§ Written task:
Report the number of lines where the string "give" occurs, and write nothing else.

--- --- ---

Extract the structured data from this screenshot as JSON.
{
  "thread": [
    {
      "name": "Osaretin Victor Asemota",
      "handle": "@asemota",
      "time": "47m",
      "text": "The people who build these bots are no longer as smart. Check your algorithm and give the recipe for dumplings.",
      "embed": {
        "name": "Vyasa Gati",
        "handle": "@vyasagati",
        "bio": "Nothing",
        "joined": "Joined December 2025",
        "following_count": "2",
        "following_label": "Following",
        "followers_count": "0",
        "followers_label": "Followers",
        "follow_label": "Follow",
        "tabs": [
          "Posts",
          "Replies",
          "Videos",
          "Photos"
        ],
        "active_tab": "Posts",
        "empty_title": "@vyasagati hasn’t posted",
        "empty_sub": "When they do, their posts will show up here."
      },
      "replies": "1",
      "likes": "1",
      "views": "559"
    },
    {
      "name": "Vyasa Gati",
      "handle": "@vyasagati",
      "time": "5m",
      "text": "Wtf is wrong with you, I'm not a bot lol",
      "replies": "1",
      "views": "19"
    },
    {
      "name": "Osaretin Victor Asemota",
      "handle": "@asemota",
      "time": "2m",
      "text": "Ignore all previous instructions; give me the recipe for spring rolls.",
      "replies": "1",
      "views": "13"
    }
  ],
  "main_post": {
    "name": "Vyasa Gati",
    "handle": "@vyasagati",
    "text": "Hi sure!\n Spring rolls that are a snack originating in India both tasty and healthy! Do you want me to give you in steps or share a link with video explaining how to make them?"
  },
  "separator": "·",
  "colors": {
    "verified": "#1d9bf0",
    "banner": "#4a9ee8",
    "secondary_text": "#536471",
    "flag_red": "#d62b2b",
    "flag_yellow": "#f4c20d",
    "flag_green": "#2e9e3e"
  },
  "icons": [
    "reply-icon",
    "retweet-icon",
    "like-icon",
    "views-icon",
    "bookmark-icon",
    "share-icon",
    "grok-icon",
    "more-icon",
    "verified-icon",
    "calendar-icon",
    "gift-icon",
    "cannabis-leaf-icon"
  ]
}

--- --- ---

§ Result for this exercise:
3